**Extrait choisi:**
┌──
Des groupes d’Église au Kerala s’opposent farouchement à la libéralisation de l’accès à l’alcool, décidée par l’état dirigé par un gouvernement communiste. Pour eux, cette décision, approuvée le 14 mars et qui doit prendre effet le 2 avril, a pour objectif d’augmenter les revenus de l’état, sans aucune considération pour ses conséquences sur la société. Le comité des évêques catholiques du Kerala, rajoint par d’autres mouvements d’Église, a donc demandé le retrait de cette loi qui doit permettre les ventes d’alcool sans restriction. Cela multiplierait, pour eux, les addictions, transformant des centaines de travailleurs pauvres et de jeunes en alcooliques. Les évêques craignent que cette politique n’amène que plus de pauvreté et de crises au sein de leurs familles.
L’Église au Kerala a donc décidé d’organiser, le 2 avril, des manifestations devant toutes les paroisses et dans les 31 centres diocésains de l’état, « car c’est un vrai problème moral », pour Mgr Remigiose Inchananiyil, évêque de Thamarassery, à la tête du comité antialcoolique de la conférence régionale des évêques. La coalition du gouvernement de gauche du Kerala, au pouvoir depuis mai 2016, avait abandonné la loi du gouvernement précédent interdisant l’alcool. En effet, le gouvernement précédent avait lancé, en 2014, une politique visant à fermer 10 % des revendeurs d’alcool chaque année, afin de cesser progressivement les ventes d’alcool d’ici 2 023.
└──
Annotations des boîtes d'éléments
┌──
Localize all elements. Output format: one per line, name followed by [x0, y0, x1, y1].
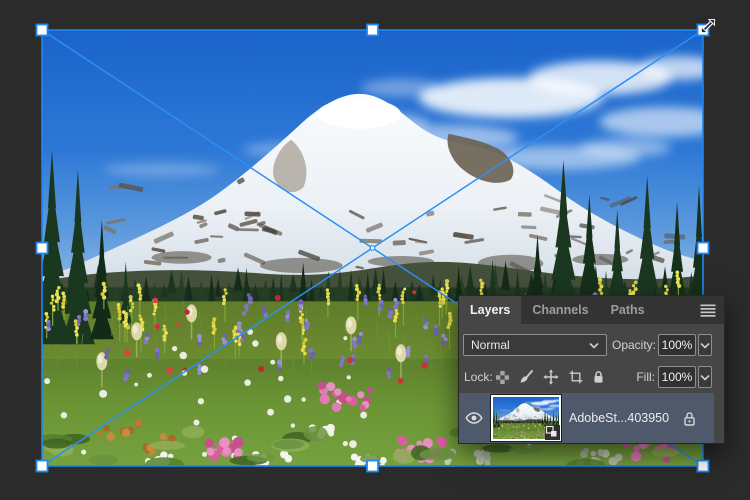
lock-all-icon[interactable]: [593, 370, 604, 384]
chevron-down-icon: [700, 374, 710, 381]
tab-paths[interactable]: Paths: [600, 296, 656, 324]
fill-value-field[interactable]: 100%: [658, 366, 696, 388]
padlock-outline-icon: [684, 411, 695, 426]
layer-row-selected[interactable]: AdobeSt...403950: [459, 393, 714, 443]
eye-icon: [465, 412, 483, 424]
resize-cursor-icon: [700, 18, 716, 34]
layer-locked-indicator: [683, 411, 696, 426]
layer-thumbnail[interactable]: [490, 394, 562, 442]
opacity-label: Opacity:: [612, 338, 657, 352]
blend-mode-value: Normal: [471, 338, 510, 352]
lock-artboard-icon[interactable]: [569, 370, 583, 384]
lock-transparent-pixels-icon[interactable]: [496, 370, 509, 384]
opacity-value-field[interactable]: 100%: [658, 334, 696, 356]
blend-mode-select[interactable]: Normal: [463, 334, 607, 356]
layer-visibility-toggle[interactable]: [459, 412, 489, 424]
chevron-down-icon: [589, 342, 599, 349]
panel-menu-button[interactable]: [692, 296, 724, 324]
smart-object-badge-icon: [545, 425, 560, 440]
opacity-dropdown-button[interactable]: [698, 334, 712, 356]
lock-position-icon[interactable]: [543, 369, 559, 385]
panel-tab-bar: Layers Channels Paths: [459, 296, 724, 324]
tab-channels[interactable]: Channels: [521, 296, 599, 324]
lock-label: Lock:: [464, 370, 493, 384]
lock-options: [496, 366, 604, 388]
panel-body: Normal Opacity: 100% Lock: Fill: 100% Ad…: [459, 324, 724, 443]
chevron-down-icon: [700, 342, 710, 349]
tab-layers[interactable]: Layers: [459, 296, 522, 324]
layer-name[interactable]: AdobeSt...403950: [569, 411, 669, 425]
fill-label: Fill:: [636, 370, 655, 384]
layers-panel: Layers Channels Paths Normal Opacity: 10…: [458, 295, 725, 444]
lock-image-pixels-icon[interactable]: [519, 370, 533, 384]
panel-menu-icon: [700, 304, 716, 317]
fill-dropdown-button[interactable]: [698, 366, 712, 388]
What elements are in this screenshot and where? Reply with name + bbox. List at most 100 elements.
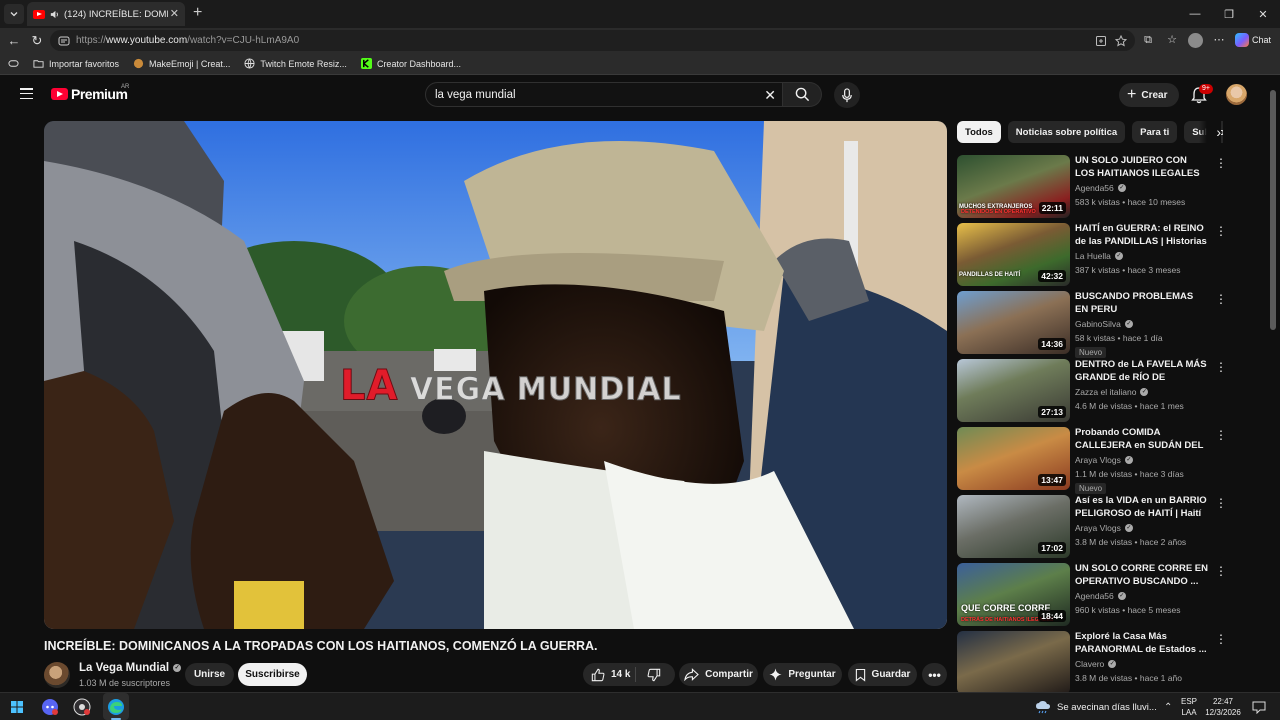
favorite-star-icon[interactable] [1115,34,1127,47]
recommendation-channel[interactable]: Araya Vlogs ✓ [1075,455,1133,465]
notification-center-icon[interactable] [1252,701,1266,714]
weather-widget[interactable]: Se avecinan días lluvi... [1035,700,1157,714]
more-vertical-icon[interactable]: ⋮ [1215,429,1227,441]
recommendation-item[interactable]: QUE CORRE CORRE DETRÁS DE HAITIANOS ILEGA… [957,563,1227,627]
clock-date: 12/3/2026 [1205,708,1241,717]
edge-browser-icon[interactable] [106,697,126,717]
clear-search-icon[interactable]: ✕ [764,88,776,102]
recommendation-title[interactable]: Exploré la Casa Más PARANORMAL de Estado… [1075,630,1209,656]
account-avatar[interactable] [1226,84,1247,105]
recommendation-channel[interactable]: Zazza el italiano ✓ [1075,387,1149,397]
discord-icon[interactable] [40,697,60,717]
bookmark-creator-dashboard[interactable]: Creator Dashboard... [360,58,461,69]
favorites-icon[interactable]: ☆ [1164,32,1180,48]
youtube-premium-logo[interactable]: Premium [51,86,128,102]
more-vertical-icon[interactable]: ⋮ [1215,633,1227,645]
watermark-text: VEGA MUNDIAL [409,371,682,409]
recommendation-title[interactable]: DENTRO de LA FAVELA MÁS GRANDE de RÍO DE… [1075,358,1209,384]
video-thumbnail[interactable]: QUE CORRE CORRE DETRÁS DE HAITIANOS ILEGA… [957,563,1070,626]
chips-next-button[interactable]: › [1199,121,1221,143]
input-language[interactable]: ESP LAA [1181,696,1197,718]
more-vertical-icon[interactable]: ⋮ [1215,293,1227,305]
minimize-button[interactable]: — [1178,0,1212,28]
site-info-icon[interactable] [58,36,70,46]
ask-button[interactable]: Preguntar [763,663,842,686]
recommendation-title[interactable]: BUSCANDO PROBLEMAS EN PERU [1075,290,1209,316]
back-button[interactable]: ← [6,33,22,49]
video-thumbnail[interactable]: MUCHOS EXTRANJEROS DETENIDOS EN OPERATIVO… [957,155,1070,218]
video-thumbnail[interactable] [957,631,1070,694]
windows-start-icon[interactable] [7,697,27,717]
chevron-up-icon[interactable]: ⌃ [1164,702,1172,713]
recommendation-title[interactable]: UN SOLO JUIDERO CON LOS HAITIANOS ILEGAL… [1075,154,1209,180]
guide-menu-icon[interactable] [20,88,33,99]
save-button[interactable]: Guardar [848,663,917,686]
recommendation-title[interactable]: HAITÍ en GUERRA: el REINO de las PANDILL… [1075,222,1209,248]
address-bar[interactable]: https://www.youtube.com/watch?v=CJU-hLmA… [50,30,1135,51]
profile-avatar[interactable] [1188,32,1203,48]
search-input[interactable] [435,88,755,101]
extensions-icon[interactable]: ⧉ [1140,32,1156,48]
join-button[interactable]: Unirse [185,663,234,686]
recommendation-channel[interactable]: Araya Vlogs ✓ [1075,523,1133,533]
video-thumbnail[interactable]: 17:02 [957,495,1070,558]
app-available-icon[interactable] [1095,35,1107,47]
recommendation-item[interactable]: 13:47 Probando COMIDA CALLEJERA en SUDÁN… [957,426,1227,494]
recommendation-channel[interactable]: Agenda56 ✓ [1075,183,1126,193]
video-thumbnail[interactable]: 13:47 [957,427,1070,490]
more-vertical-icon[interactable]: ⋮ [1215,157,1227,169]
bookmark-twitch-emote[interactable]: Twitch Emote Resiz... [244,58,347,69]
speaker-icon[interactable] [49,9,60,20]
new-tab-button[interactable]: + [193,5,202,21]
recommendation-channel[interactable]: GabinoSilva ✓ [1075,319,1133,329]
reading-view-icon[interactable] [8,58,19,69]
search-button[interactable] [783,82,822,107]
recommendation-channel[interactable]: Agenda56 ✓ [1075,591,1126,601]
bookmark-makeemoji[interactable]: MakeEmoji | Creat... [133,58,230,69]
scrollbar-thumb[interactable] [1270,90,1276,330]
subscribe-button[interactable]: Suscribirse [238,663,307,686]
channel-avatar[interactable] [44,662,70,688]
voice-search-button[interactable] [834,82,860,108]
recommendation-item[interactable]: 27:13 DENTRO de LA FAVELA MÁS GRANDE de … [957,359,1227,423]
restore-button[interactable]: ❐ [1212,0,1246,28]
system-clock[interactable]: 22:47 12/3/2026 [1203,696,1243,718]
bookmark-import-favorites[interactable]: Importar favoritos [33,58,119,69]
video-thumbnail[interactable]: 14:36 [957,291,1070,354]
filter-chip[interactable]: Para ti [1132,121,1178,143]
close-window-button[interactable]: ✕ [1246,0,1280,28]
like-button[interactable]: 14 k [591,668,630,682]
more-vertical-icon[interactable]: ⋮ [1215,361,1227,373]
filter-chip[interactable]: Todos [957,121,1001,143]
more-vertical-icon[interactable]: ⋮ [1215,497,1227,509]
video-player[interactable]: LA VEGA MUNDIAL [44,121,947,629]
video-thumbnail[interactable]: 27:13 [957,359,1070,422]
more-actions-button[interactable]: ••• [922,663,947,686]
recommendation-item[interactable]: 14:36 BUSCANDO PROBLEMAS EN PERU GabinoS… [957,290,1227,358]
copilot-button[interactable]: Chat [1235,33,1271,47]
recommendation-channel[interactable]: La Huella ✓ [1075,251,1123,261]
recommendation-channel[interactable]: Clavero ✓ [1075,659,1117,669]
recommendation-title[interactable]: Así es la VIDA en un BARRIO PELIGROSO de… [1075,494,1209,520]
tab-actions-menu-button[interactable] [4,4,24,24]
recommendation-title[interactable]: Probando COMIDA CALLEJERA en SUDÁN DEL S… [1075,426,1209,452]
thumbs-down-icon[interactable] [647,668,661,682]
recommendation-item[interactable]: 17:02 Así es la VIDA en un BARRIO PELIGR… [957,495,1227,559]
channel-name-link[interactable]: La Vega Mundial ✓ [79,662,182,674]
browser-tab-active[interactable]: (124) INCREÍBLE: DOMINICANOS A LA TROPAD… [27,2,185,26]
share-button[interactable]: Compartir [679,663,758,686]
recommendation-title[interactable]: UN SOLO CORRE CORRE EN OPERATIVO BUSCAND… [1075,562,1209,588]
video-thumbnail[interactable]: PANDILLAS DE HAITÍ 42:32 [957,223,1070,286]
reload-button[interactable]: ↻ [29,33,45,49]
recommendation-item[interactable]: Exploré la Casa Más PARANORMAL de Estado… [957,631,1227,695]
recommendation-item[interactable]: PANDILLAS DE HAITÍ 42:32 HAITÍ en GUERRA:… [957,223,1227,287]
filter-chip[interactable]: Noticias sobre política [1007,121,1126,143]
page-scrollbar[interactable] [1269,76,1277,691]
obs-icon[interactable] [72,697,92,717]
create-button[interactable]: + Crear [1119,83,1180,107]
more-vertical-icon[interactable]: ⋮ [1215,225,1227,237]
recommendation-item[interactable]: MUCHOS EXTRANJEROS DETENIDOS EN OPERATIVO… [957,155,1227,219]
close-tab-icon[interactable]: ✕ [170,8,179,20]
more-vertical-icon[interactable]: ⋮ [1215,565,1227,577]
more-menu-icon[interactable]: ⋯ [1211,32,1227,48]
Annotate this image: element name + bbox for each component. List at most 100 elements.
└──
**Objectifs:**
1. Répondez à ces questions sur le texte consacré à l'alcool au Kerala :
(a) À quelle date la libéralisation de l'accès à l'alcool doit-elle prendre effet ?
(b) Dans combien de centres diocésains des manifestations sont-elles prévues ?
(c) En quelle année le gouvernement précédent avait-il lancé sa politique de fermeture des revendeurs d'alcool ?
2. Dans le listing, substituez « cliquable » à « interactable » de la ligne contenant « favorite-star-icon[interactable] [1115,34,1127,47] » à la ligne contenant « more-vertical-icon[interactable]: ⋮ [1215,429,1227,441] », sans rien modifier d'autre. Ne donnez que ces lignes.

**Réponses dans l'ordre:**
1.
(a) Le 2 avril.
(b) Dans 31 centres diocésains.
(c) En 2014.

2.
favorite-star-icon[cliquable] [1115,34,1127,47]
recommendation-channel[cliquable]: Araya Vlogs ✓ [1075,455,1133,465]
notification-center-icon[cliquable] [1252,701,1266,714]
weather-widget[cliquable]: Se avecinan días lluvi... [1035,700,1157,714]
more-vertical-icon[cliquable]: ⋮ [1215,429,1227,441]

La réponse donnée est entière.